Extracted records:
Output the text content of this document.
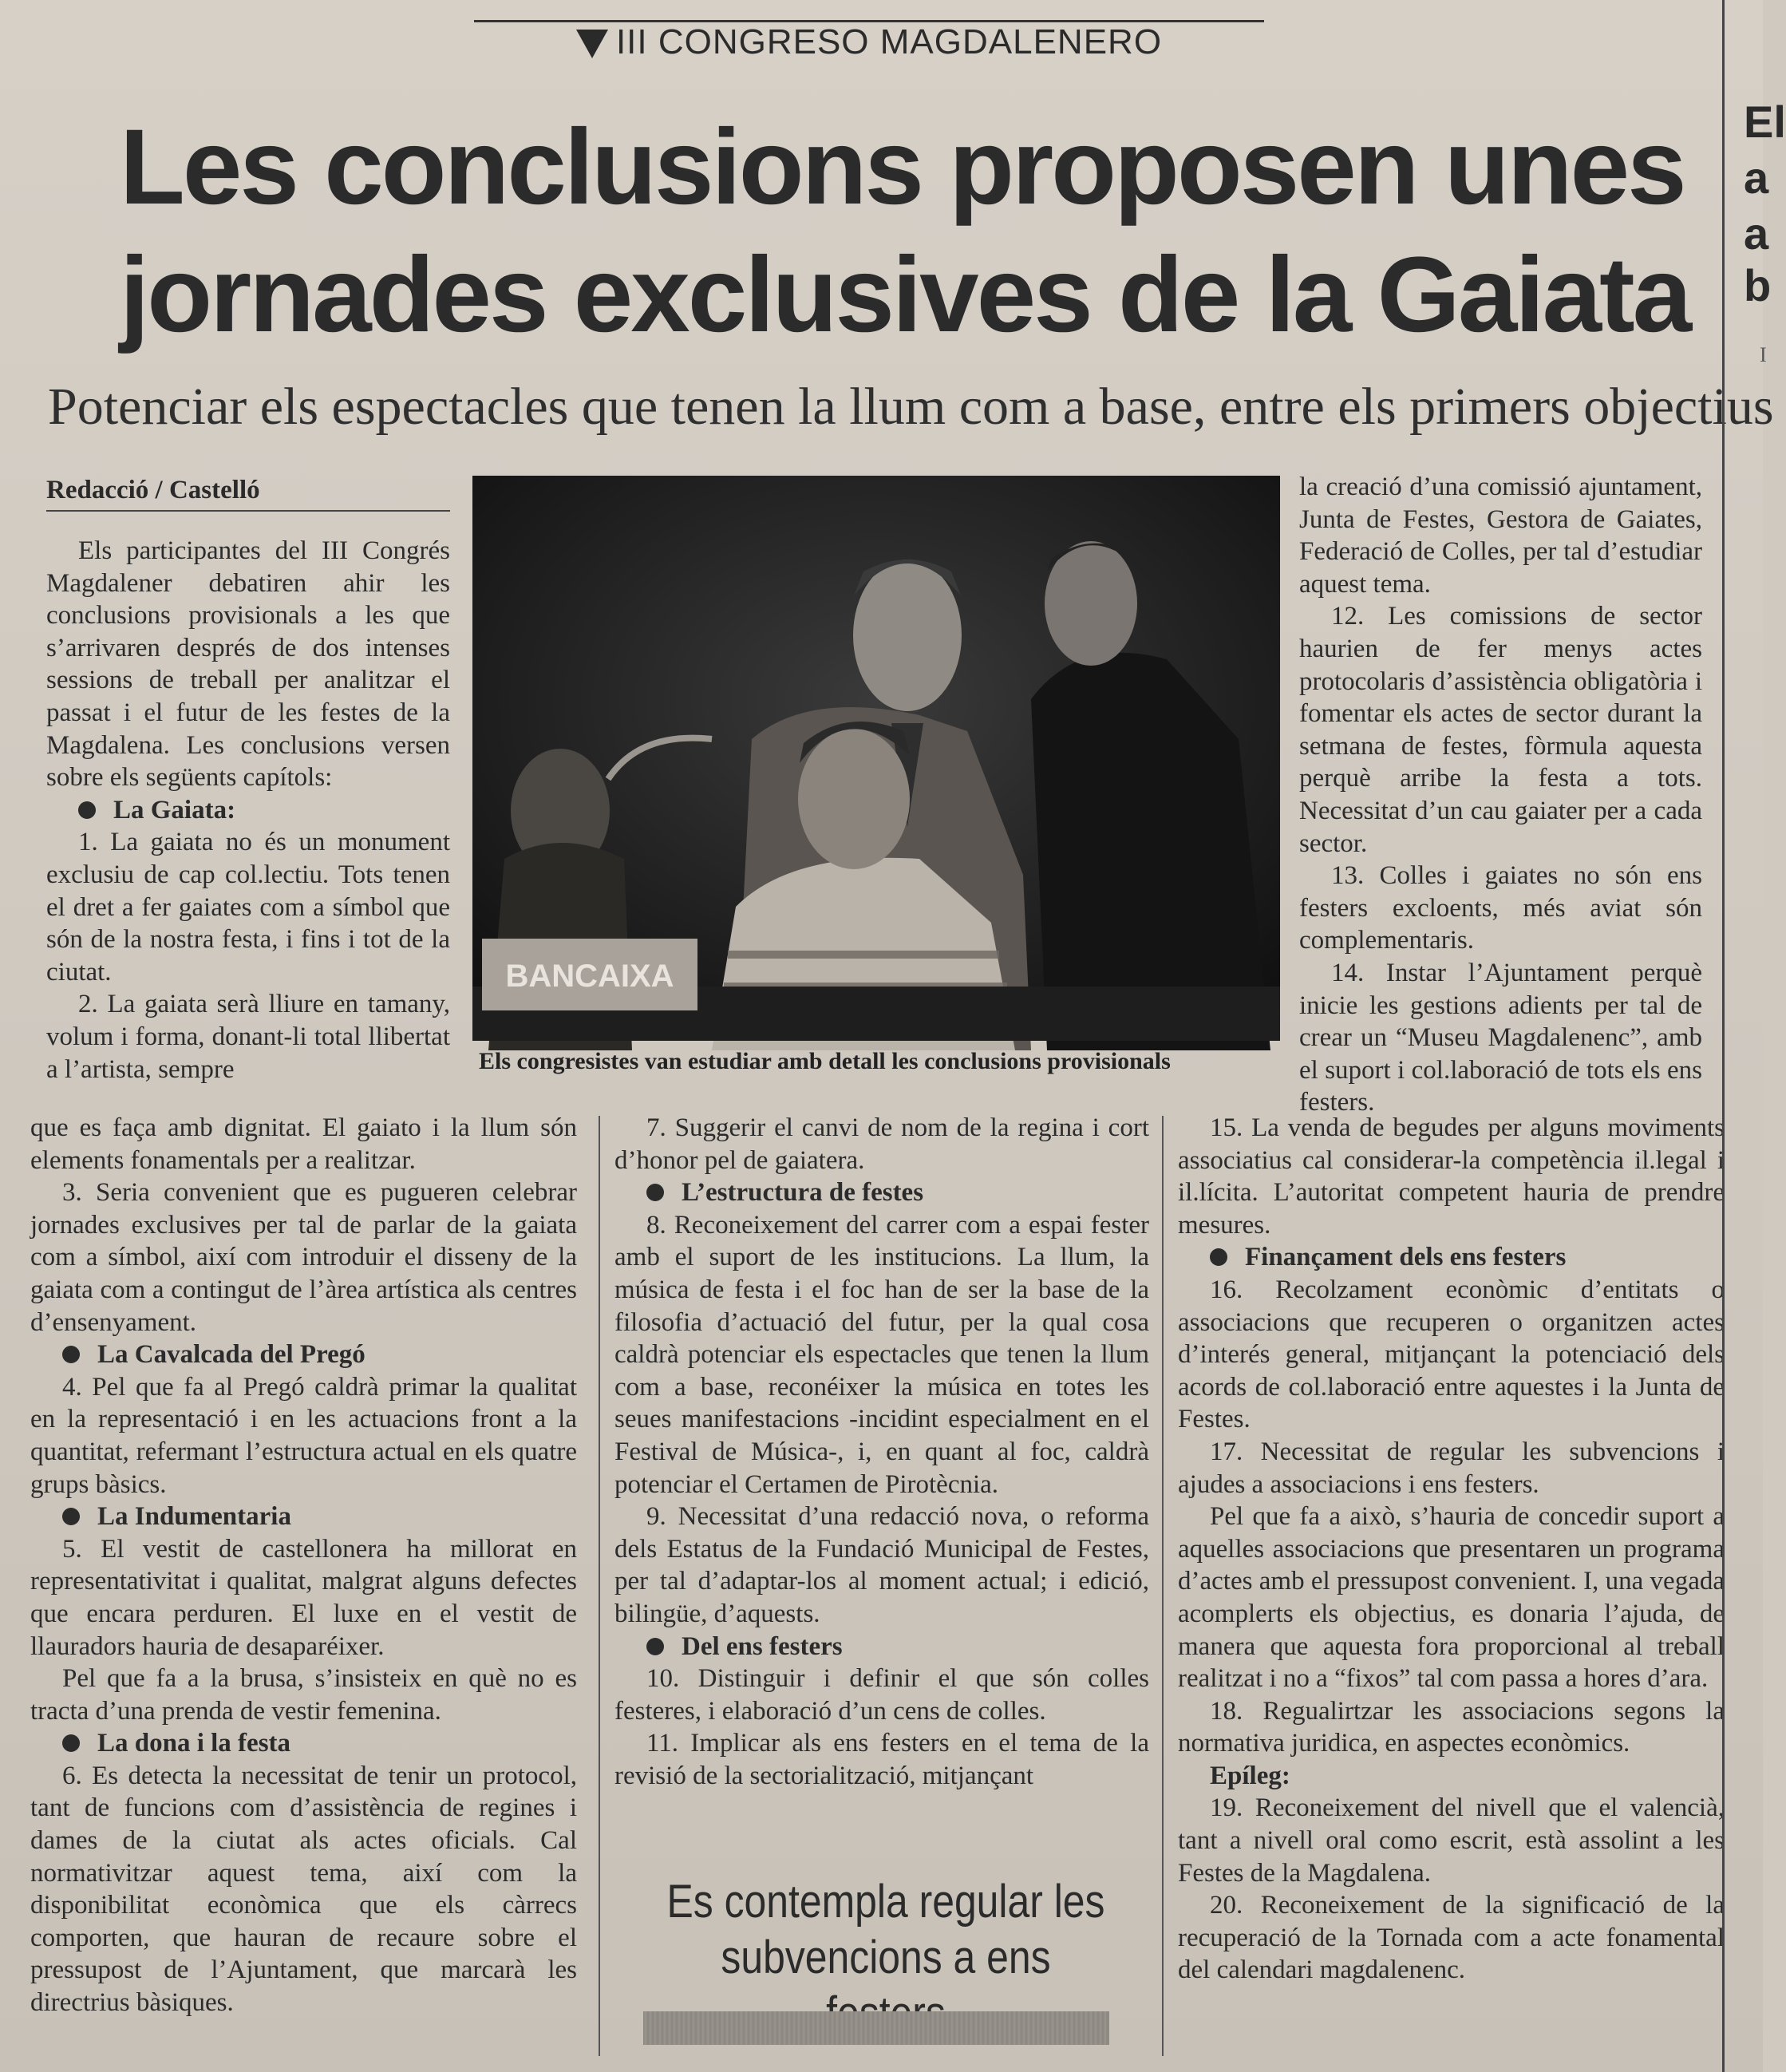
III CONGRESO MAGDALENERO
Les conclusions proposen unes
jornades exclusives de la Gaiata
Potenciar els espectacles que tenen la llum com a base, entre els primers objectius
Redacció / Castelló
BANCAIXA
Els congresistes van estudiar amb detall les conclusions provisionals

Els participantes del III Congrés Magdalener debatiren ahir les conclusions provisionals a les que s’arrivaren després de dos intenses sessions de treball per analitzar el passat i el futur de les festes de la Magdalena. Les conclusions versen sobre els següents capítols:

La Gaiata:

1. La gaiata no és un monument exclusiu de cap col.lectiu. Tots tenen el dret a fer gaiates com a símbol que són de la nostra festa, i fins i tot de la ciutat.

2. La gaiata serà lliure en tamany, volum i forma, donant-li total llibertat a l’artista, sempre

que es faça amb dignitat. El gaiato i la llum són elements fonamentals per a realitzar.

3. Seria convenient que es pugueren celebrar jornades exclusives per tal de parlar de la gaiata com a símbol, així com introduir el disseny de la gaiata com a contingut de l’àrea artística als centres d’ensenyament.

La Cavalcada del Pregó

4. Pel que fa al Pregó caldrà primar la qualitat en la representació i en les actuacions front a la quantitat, refermant l’estructura actual en els quatre grups bàsics.

La Indumentaria

5. El vestit de castellonera ha millorat en representativitat i qualitat, malgrat alguns defectes que encara perduren. El luxe en el vestit de llauradors hauria de desaparéixer.

Pel que fa a la brusa, s’insisteix en què no es tracta d’una prenda de vestir femenina.

La dona i la festa

6. Es detecta la necessitat de tenir un protocol, tant de funcions com d’assistència de regines i dames de la ciutat als actes oficials. Cal normativitzar aquest tema, així com la disponibilitat econòmica que els càrrecs comporten, que hauran de recaure sobre el pressupost de l’Ajuntament, que marcarà les directrius bàsiques.

7. Suggerir el canvi de nom de la regina i cort d’honor pel de gaiatera.

L’estructura de festes

8. Reconeixement del carrer com a espai fester amb el suport de les institucions. La llum, la música de festa i el foc han de ser la base de la filosofia d’actuació del futur, per la qual cosa caldrà potenciar els espectacles que tenen la llum com a base, reconéixer la música en totes les seues manifestacions -incidint especialment en el Festival de Música-, i, en quant al foc, caldrà potenciar el Certamen de Pirotècnia.

9. Necessitat d’una redacció nova, o reforma dels Estatus de la Fundació Municipal de Festes, per tal d’adaptar-los al moment actual; i edició, bilingüe, d’aquests.

Del ens festers

10. Distinguir i definir el que són colles festeres, i elaboració d’un cens de colles.

11. Implicar als ens festers en el tema de la revisió de la sectorialització, mitjançant

la creació d’una comissió ajuntament, Junta de Festes, Gestora de Gaiates, Federació de Colles, per tal d’estudiar aquest tema.

12. Les comissions de sector haurien de fer menys actes protocolaris d’assistència obligatòria i fomentar els actes de sector durant la setmana de festes, fòrmula aquesta perquè arribe la festa a tots. Necessitat d’un cau gaiater per a cada sector.

13. Colles i gaiates no són ens festers excloents, més aviat són complementaris.

14. Instar l’Ajuntament perquè inicie les gestions adients per tal de crear un “Museu Magdalenenc”, amb el suport i col.laboració de tots els ens festers.

15. La venda de begudes per alguns moviments associatius cal considerar-la competència il.legal i il.lícita. L’autoritat competent hauria de prendre mesures.

Finançament dels ens festers

16. Recolzament econòmic d’entitats o associacions que recuperen o organitzen actes d’interés general, mitjançant la potenciació dels acords de col.laboració entre aquestes i la Junta de Festes.

17. Necessitat de regular les subvencions i ajudes a associacions i ens festers.

Pel que fa a això, s’hauria de concedir suport a aquelles associacions que presentaren un programa d’actes amb el pressupost convenient. I, una vegada acomplerts els objectius, es donaria l’ajuda, de manera que aquesta fora proporcional al treball realitzat i no a “fixos” tal com passa a hores d’ara.

18. Regualirtzar les associacions segons la normativa juridica, en aspectes econòmics.

Epíleg:

19. Reconeixement del nivell que el valencià, tant a nivell oral como escrit, està assolint a les Festes de la Magdalena.

20. Reconeixement de la significació de la recuperació de la Tornada com a acte fonamental del calendari magdalenenc.

Es contempla regular les subvencions a ens
El
a
a
b
I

What is being asked >>
Looking at the entries above, state how many lines contain "jornades"; give the number alone.

Result for this exercise >>
2